● **Texte fourni**
________________________

Terre-Frontière !

Sep 1, 2009 | america

Seul un titre suffisamment bref pouvait en dire assez long. Pas besoin donc de vous faire passer par quatre chemin, quand bien même le voyageur à vélo a souvent la nécessité de se perdre sur ses propres détours : la ville du bout du bord de route, ciudad de Panamá, est enfin là, devant mes yeux ébahis. Quelle allure, quel panache ! Difficile d’y croire pour autant. Ne s’agit-il pas d’une nouvelle désarticulation du réel que les voyages nous imposent pour donner tord à la raison ? Non, les hautes tours de verres et d’acier monolithiques au sommet desquelles s’accroche désespérément un ciel trouble ne laisse aucune place au doute. PANAMA! Je ne suis pas posé sur un petit nuage, je tourbillonne dans l’œil du cyclone, emporté tout entier par une tempête d’émotions. Un vertige presque amoureux qui m’oblige à poser pied à terre pour apaiser les réactions physiologiques de mon corps. PANAMA ! Après l’avoir si souvent évoquée, tant de fois espérée et parfois même priée (!), la matière première de mon imaginaire réalise la synthèse de cet itinéraire central américain.

Depuis un bout de route déjà, je préparais cette “victoire” intérieurement. Les panneaux routiers qui affichaient le compte-à-rebours kilométriques mettaient mes sens en ébullition. A chaque nouvelles indications, alors que la distance se faisait de plus en plus mince, je laissais percevoir une joie impatiente, effrayant les passants, surpris par les cris animaliers de cette drôle de bête. Qu’importe car en certaines occasions il est de bon ton de sortir des sentiers battus de la convenance, peut-être encore plus à vélo.

Panamá n’est pas une ville quelconque. Beaucoup de cyclonautes mettent ici un point final au chapitre consacré à l’Amérique centrale avant de s’en aller plus au sud par voie maritime. Car aussi surprenant que cela puisse être, il n’y aurait pas officiellement de route reliant les deux continents. La “zone”, entre le Panama et la Colombie, classée réserve de la biosphère, est très difficilement franchissable. Elle reste la chasse gardée de différentes forces en présence : narcotraficants, guérilleros, paramilitaires, mafias diverses. Tous se jalousent furieusement ce territoire dénommé bien à propos le Bouchon du Darien, situé à l’extrême sud-ouest du pays et transformé pour l’occasion en un vaste Far-West aussi dense qu’hostile.

________________________

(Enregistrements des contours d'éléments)
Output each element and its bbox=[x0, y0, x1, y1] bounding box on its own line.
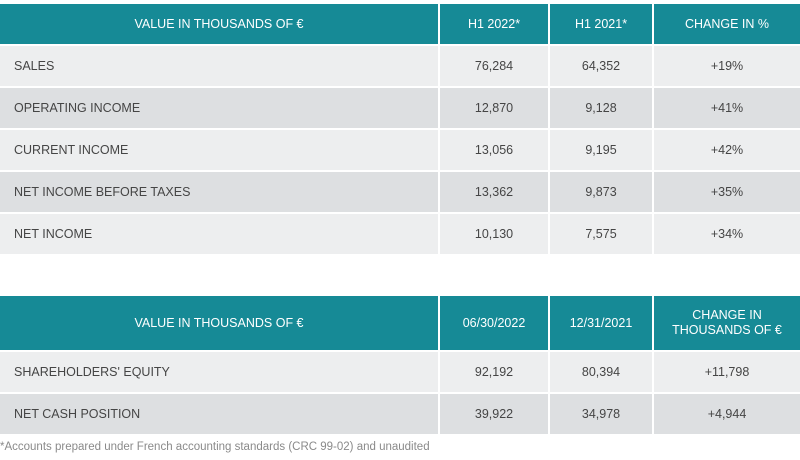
cell-change: +4,944 bbox=[654, 392, 800, 434]
row-label: NET INCOME BEFORE TAXES bbox=[0, 170, 440, 212]
header-change-percent: CHANGE IN % bbox=[654, 4, 800, 44]
table-row: NET INCOME BEFORE TAXES 13,362 9,873 +35… bbox=[0, 170, 800, 212]
table-row: NET CASH POSITION 39,922 34,978 +4,944 bbox=[0, 392, 800, 434]
row-label: SHAREHOLDERS' EQUITY bbox=[0, 350, 440, 392]
cell-change: +19% bbox=[654, 44, 800, 86]
cell-h1-2021: 7,575 bbox=[550, 212, 654, 254]
cell-h1-2022: 12,870 bbox=[440, 86, 550, 128]
table-row: SHAREHOLDERS' EQUITY 92,192 80,394 +11,7… bbox=[0, 350, 800, 392]
balance-table-header: VALUE IN THOUSANDS OF € 06/30/2022 12/31… bbox=[0, 296, 800, 350]
row-label: SALES bbox=[0, 44, 440, 86]
header-change-line1: CHANGE IN bbox=[692, 308, 762, 322]
table-row: NET INCOME 10,130 7,575 +34% bbox=[0, 212, 800, 254]
header-h1-2021: H1 2021* bbox=[550, 4, 654, 44]
header-change-line2: THOUSANDS OF € bbox=[672, 323, 782, 337]
cell-change: +11,798 bbox=[654, 350, 800, 392]
cell-date-2022: 39,922 bbox=[440, 392, 550, 434]
cell-h1-2021: 9,873 bbox=[550, 170, 654, 212]
cell-h1-2021: 9,195 bbox=[550, 128, 654, 170]
table-row: CURRENT INCOME 13,056 9,195 +42% bbox=[0, 128, 800, 170]
cell-h1-2022: 76,284 bbox=[440, 44, 550, 86]
row-label: OPERATING INCOME bbox=[0, 86, 440, 128]
cell-date-2021: 34,978 bbox=[550, 392, 654, 434]
table-row: SALES 76,284 64,352 +19% bbox=[0, 44, 800, 86]
header-date-2021: 12/31/2021 bbox=[550, 296, 654, 350]
header-change-thousands: CHANGE IN THOUSANDS OF € bbox=[654, 296, 800, 350]
table-row: OPERATING INCOME 12,870 9,128 +41% bbox=[0, 86, 800, 128]
cell-h1-2021: 64,352 bbox=[550, 44, 654, 86]
row-label: CURRENT INCOME bbox=[0, 128, 440, 170]
cell-h1-2022: 13,362 bbox=[440, 170, 550, 212]
cell-change: +41% bbox=[654, 86, 800, 128]
cell-change: +35% bbox=[654, 170, 800, 212]
cell-h1-2022: 10,130 bbox=[440, 212, 550, 254]
row-label: NET INCOME bbox=[0, 212, 440, 254]
footnote: *Accounts prepared under French accounti… bbox=[0, 441, 430, 453]
cell-h1-2021: 9,128 bbox=[550, 86, 654, 128]
header-h1-2022: H1 2022* bbox=[440, 4, 550, 44]
cell-date-2022: 92,192 bbox=[440, 350, 550, 392]
cell-change: +42% bbox=[654, 128, 800, 170]
header-value-label: VALUE IN THOUSANDS OF € bbox=[0, 296, 440, 350]
income-table: VALUE IN THOUSANDS OF € H1 2022* H1 2021… bbox=[0, 4, 800, 254]
row-label: NET CASH POSITION bbox=[0, 392, 440, 434]
balance-table: VALUE IN THOUSANDS OF € 06/30/2022 12/31… bbox=[0, 296, 800, 434]
header-date-2022: 06/30/2022 bbox=[440, 296, 550, 350]
cell-h1-2022: 13,056 bbox=[440, 128, 550, 170]
cell-date-2021: 80,394 bbox=[550, 350, 654, 392]
cell-change: +34% bbox=[654, 212, 800, 254]
income-table-header: VALUE IN THOUSANDS OF € H1 2022* H1 2021… bbox=[0, 4, 800, 44]
header-value-label: VALUE IN THOUSANDS OF € bbox=[0, 4, 440, 44]
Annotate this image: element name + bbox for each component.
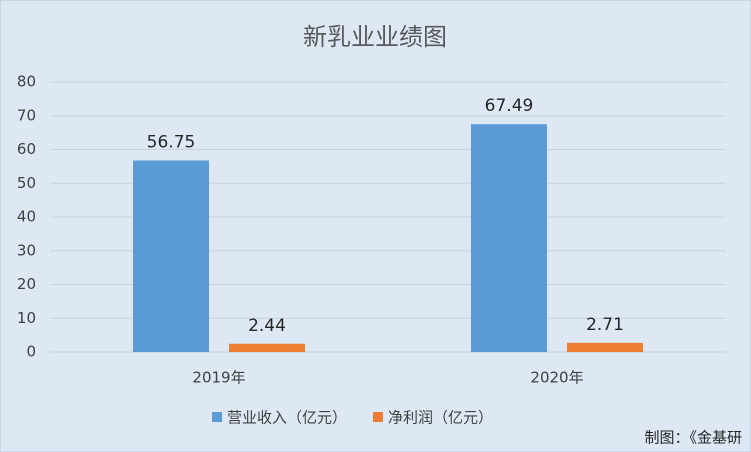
y-tick-label: 70	[17, 106, 36, 124]
data-label: 67.49	[485, 96, 534, 116]
y-tick-label: 20	[17, 275, 36, 293]
legend-swatch	[212, 412, 222, 422]
data-label: 2.71	[586, 315, 624, 335]
y-tick-label: 80	[17, 73, 36, 91]
legend-label: 净利润（亿元）	[388, 409, 493, 427]
legend-label: 营业收入（亿元）	[227, 409, 347, 427]
data-label: 2.44	[248, 316, 286, 336]
x-tick-label: 2019年	[192, 369, 245, 387]
y-tick-label: 0	[26, 343, 36, 361]
x-tick-label: 2020年	[530, 369, 583, 387]
bar	[567, 342, 643, 352]
y-tick-label: 60	[17, 140, 36, 158]
bar	[133, 160, 209, 352]
y-tick-label: 30	[17, 241, 36, 259]
data-label: 56.75	[147, 132, 196, 152]
bar	[471, 124, 547, 352]
bar	[229, 343, 305, 352]
footer: 制图：《金基研	[644, 429, 742, 447]
y-tick-label: 40	[17, 208, 36, 226]
y-tick-label: 50	[17, 174, 36, 192]
legend-swatch	[373, 412, 384, 422]
chart-title: 新乳业业绩图	[303, 23, 447, 51]
y-tick-label: 10	[17, 309, 36, 327]
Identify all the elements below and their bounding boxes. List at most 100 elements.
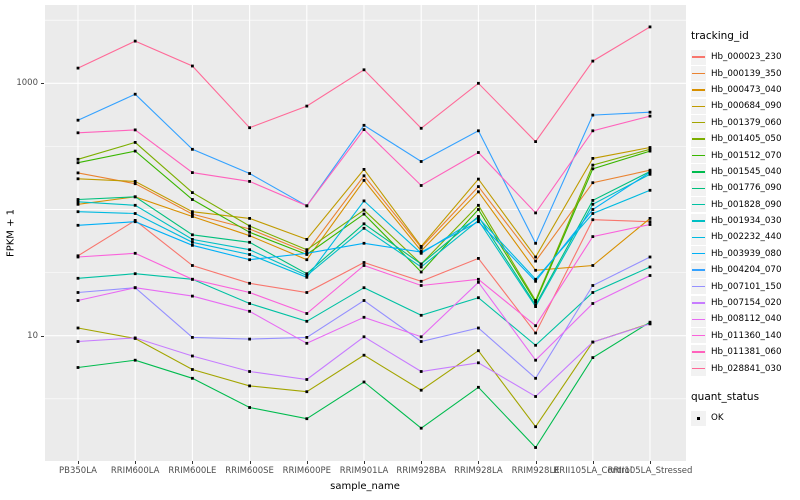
data-point: [76, 255, 80, 259]
data-point: [133, 128, 137, 132]
data-point: [591, 340, 595, 344]
data-point: [248, 302, 251, 305]
data-point: [419, 250, 423, 254]
data-point: [534, 376, 537, 380]
data-point: [362, 286, 366, 290]
y-tick-label: 10: [27, 330, 38, 341]
legend-key-swatch: [691, 311, 706, 327]
legend-key-swatch: [691, 164, 706, 180]
data-point: [648, 25, 652, 29]
data-point: [591, 284, 595, 287]
data-point: [419, 245, 423, 248]
legend-key-swatch: [691, 328, 706, 344]
data-point: [76, 200, 80, 204]
data-point: [477, 326, 480, 330]
data-point: [248, 309, 251, 313]
data-point: [534, 299, 537, 302]
data-point: [248, 180, 251, 183]
legend-key-swatch: [691, 361, 706, 377]
legend-item-Hb_000684_090: Hb_000684_090: [691, 98, 799, 114]
x-tick-mark: [535, 461, 537, 464]
data-point: [76, 223, 80, 227]
data-point: [248, 370, 251, 373]
legend-item-Hb_001545_040: Hb_001545_040: [691, 164, 799, 180]
data-point: [534, 303, 537, 307]
data-point: [362, 212, 366, 216]
legend-key-line: [692, 89, 705, 91]
data-point: [477, 277, 480, 281]
legend-key-swatch: [691, 279, 706, 295]
legend-key-swatch: [691, 180, 706, 196]
x-tick-label: RRIM928LA: [454, 466, 503, 476]
data-point: [534, 241, 537, 245]
legend-item-Hb_000023_230: Hb_000023_230: [691, 49, 799, 65]
y-tick-mark: [41, 83, 44, 85]
legend-key-line: [692, 285, 705, 288]
data-point: [191, 277, 194, 281]
data-point: [648, 110, 652, 114]
data-point: [591, 208, 595, 211]
data-point: [133, 39, 137, 43]
data-point: [648, 217, 652, 220]
data-point: [648, 172, 652, 176]
x-tick-label: RRIM600LE: [168, 466, 217, 476]
legend-key-swatch: [691, 246, 706, 262]
data-point: [591, 157, 595, 160]
data-point: [648, 114, 652, 118]
data-point: [248, 230, 251, 234]
legend-item-label: Hb_001405_050: [711, 134, 782, 145]
x-tick-mark: [306, 461, 308, 464]
data-point: [76, 366, 80, 369]
x-tick-label: RRIM600LA: [110, 466, 160, 476]
data-point: [76, 161, 80, 165]
data-point: [419, 270, 423, 274]
data-point: [591, 113, 595, 117]
data-point: [591, 167, 595, 171]
x-tick-label: RRIM928LE: [511, 466, 560, 476]
data-point: [419, 335, 423, 339]
data-point: [248, 240, 251, 244]
data-point: [648, 255, 652, 259]
data-point: [362, 174, 366, 178]
data-point: [191, 198, 194, 201]
data-point: [648, 170, 652, 174]
data-point: [305, 104, 309, 108]
x-tick-label: PB350LA: [59, 466, 97, 476]
data-point: [362, 261, 366, 264]
data-point: [248, 217, 251, 220]
legend-item-label: Hb_000684_090: [711, 101, 782, 112]
legend-item-Hb_004204_070: Hb_004204_070: [691, 262, 799, 278]
data-point: [591, 291, 595, 294]
legend-key-swatch: [691, 131, 706, 147]
legend-item-Hb_001379_060: Hb_001379_060: [691, 115, 799, 131]
data-point: [305, 275, 309, 279]
data-point: [76, 326, 80, 330]
data-point: [191, 238, 194, 241]
data-point: [362, 315, 366, 319]
data-point: [534, 279, 537, 283]
legend-item-label: Hb_011360_140: [711, 330, 782, 341]
data-point: [191, 171, 194, 174]
legend-item-label: Hb_028841_030: [711, 363, 782, 374]
data-point: [133, 195, 137, 199]
legend-item-label: Hb_001934_030: [711, 216, 782, 227]
data-point: [191, 243, 194, 247]
data-point: [477, 190, 480, 194]
data-point: [133, 251, 137, 255]
data-point: [534, 140, 537, 143]
data-point: [248, 227, 251, 231]
legend-key-swatch: [691, 344, 706, 360]
data-point: [76, 157, 80, 161]
legend-item-Hb_001828_090: Hb_001828_090: [691, 197, 799, 213]
x-tick-label: RRIM600PE: [282, 466, 331, 476]
legend-key-swatch: [691, 148, 706, 164]
data-point: [534, 395, 537, 398]
legend-key-swatch: [691, 115, 706, 131]
legend-item-Hb_007101_150: Hb_007101_150: [691, 278, 799, 295]
data-point: [248, 253, 251, 256]
data-point: [591, 129, 595, 133]
data-point: [133, 92, 137, 96]
legend-key-line: [692, 138, 705, 140]
legend-item-Hb_002232_440: Hb_002232_440: [691, 229, 799, 245]
legend-item-label: Hb_000473_040: [711, 84, 782, 95]
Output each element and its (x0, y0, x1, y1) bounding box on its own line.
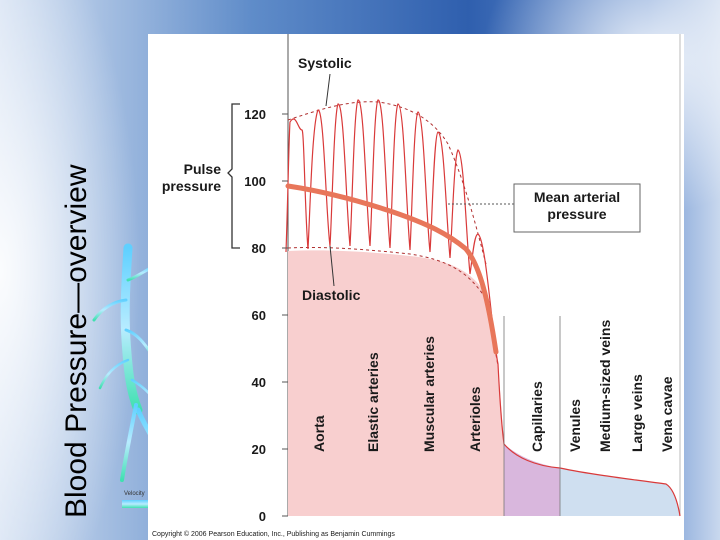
pulse-pressure-label: pressure (162, 178, 221, 194)
figure-panel: 120 100 80 60 40 20 0 Pulse pressure Sys… (148, 34, 684, 540)
mean-arterial-box (513, 183, 641, 233)
y-tick-label: 40 (252, 375, 266, 390)
systolic-pointer (325, 73, 331, 107)
region-label: Large veins (629, 374, 645, 452)
region-label: Arterioles (467, 386, 483, 452)
mean-arterial-curve (285, 183, 499, 355)
arterial-pressure-area (288, 250, 504, 516)
region-label: Aorta (311, 415, 327, 452)
y-tick-label: 20 (252, 442, 266, 457)
pulse-pressure-label: Pulse (184, 161, 222, 177)
diastolic-envelope (287, 246, 499, 367)
arterial-pressure-curve (285, 99, 681, 517)
region-label: Capillaries (529, 381, 545, 452)
copyright-notice: Copyright © 2006 Pearson Education, Inc.… (152, 530, 395, 538)
y-axis: 120 100 80 60 40 20 0 (244, 107, 288, 524)
venous-area (560, 468, 680, 516)
region-label: Vena cavae (659, 376, 675, 452)
systolic-label: Systolic (298, 55, 352, 71)
diastolic-label: Diastolic (302, 287, 361, 303)
systolic-envelope (287, 101, 487, 265)
diastolic-pointer (329, 245, 335, 287)
y-tick-label: 60 (252, 308, 266, 323)
y-tick-label: 80 (252, 241, 266, 256)
capillary-area (504, 444, 560, 516)
mean-arterial-label: Mean arterial (534, 189, 620, 205)
pulse-pressure-bracket (227, 103, 240, 249)
region-label: Muscular arteries (421, 336, 437, 452)
y-tick-label: 0 (259, 509, 266, 524)
region-label: Medium-sized veins (597, 320, 613, 452)
y-tick-label: 120 (244, 107, 266, 122)
region-label: Elastic arteries (365, 352, 381, 452)
mean-arterial-label: pressure (547, 206, 606, 222)
y-tick-label: 100 (244, 174, 266, 189)
region-label: Venules (567, 399, 583, 452)
pressure-diagram: 120 100 80 60 40 20 0 Pulse pressure Sys… (152, 34, 681, 538)
velocity-legend-title: Velocity (124, 491, 145, 497)
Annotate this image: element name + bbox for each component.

________________________

● **Exercice**
Répondez à ces questions sur le texte :
(a) Par quel moyen voyage la personne qui raconte ?
(b) Qu'est-ce qui affichait le compte à rebours des kilomètres ?
(c) Quel nom porte le territoire situé entre le Panama et la Colombie ?
Ces enregistrements n'ont aucun lien avec le texte.

● **Réponse écrite**
(a) À vélo.
(b) Les panneaux routiers.
(c) Le Bouchon du Darien.